__Records for the task__

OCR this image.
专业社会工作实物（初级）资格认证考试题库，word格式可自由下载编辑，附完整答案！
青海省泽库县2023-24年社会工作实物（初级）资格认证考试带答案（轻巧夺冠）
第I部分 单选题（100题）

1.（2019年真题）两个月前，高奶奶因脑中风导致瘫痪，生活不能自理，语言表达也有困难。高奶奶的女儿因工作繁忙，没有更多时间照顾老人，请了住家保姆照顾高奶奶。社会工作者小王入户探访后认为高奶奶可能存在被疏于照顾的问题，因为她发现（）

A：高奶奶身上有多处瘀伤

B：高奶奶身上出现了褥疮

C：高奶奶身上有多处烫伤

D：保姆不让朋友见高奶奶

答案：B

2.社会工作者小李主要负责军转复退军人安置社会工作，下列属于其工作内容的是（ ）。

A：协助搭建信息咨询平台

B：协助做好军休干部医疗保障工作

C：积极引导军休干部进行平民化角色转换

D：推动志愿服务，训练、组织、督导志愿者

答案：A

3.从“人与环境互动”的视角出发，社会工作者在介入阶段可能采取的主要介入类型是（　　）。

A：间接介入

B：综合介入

__Task instructions__
Return each entry from above without altering a single character.

__Solution for this problem__
OCR this image.
专业社会工作实物（初级）资格认证考试题库，word格式可自由下载编辑，附完整答案！
青海省泽库县2023-24年社会工作实物（初级）资格认证考试带答案（轻巧夺冠）
第I部分 单选题（100题）

1.（2019年真题）两个月前，高奶奶因脑中风导致瘫痪，生活不能自理，语言表达也有困难。高奶奶的女儿因工作繁忙，没有更多时间照顾老人，请了住家保姆照顾高奶奶。社会工作者小王入户探访后认为高奶奶可能存在被疏于照顾的问题，因为她发现（）

A：高奶奶身上有多处瘀伤

B：高奶奶身上出现了褥疮

C：高奶奶身上有多处烫伤

D：保姆不让朋友见高奶奶

答案：B

2.社会工作者小李主要负责军转复退军人安置社会工作，下列属于其工作内容的是（ ）。

A：协助搭建信息咨询平台

B：协助做好军休干部医疗保障工作

C：积极引导军休干部进行平民化角色转换

D：推动志愿服务，训练、组织、督导志愿者

答案：A

3.从“人与环境互动”的视角出发，社会工作者在介入阶段可能采取的主要介入类型是（　　）。

A：间接介入

B：综合介入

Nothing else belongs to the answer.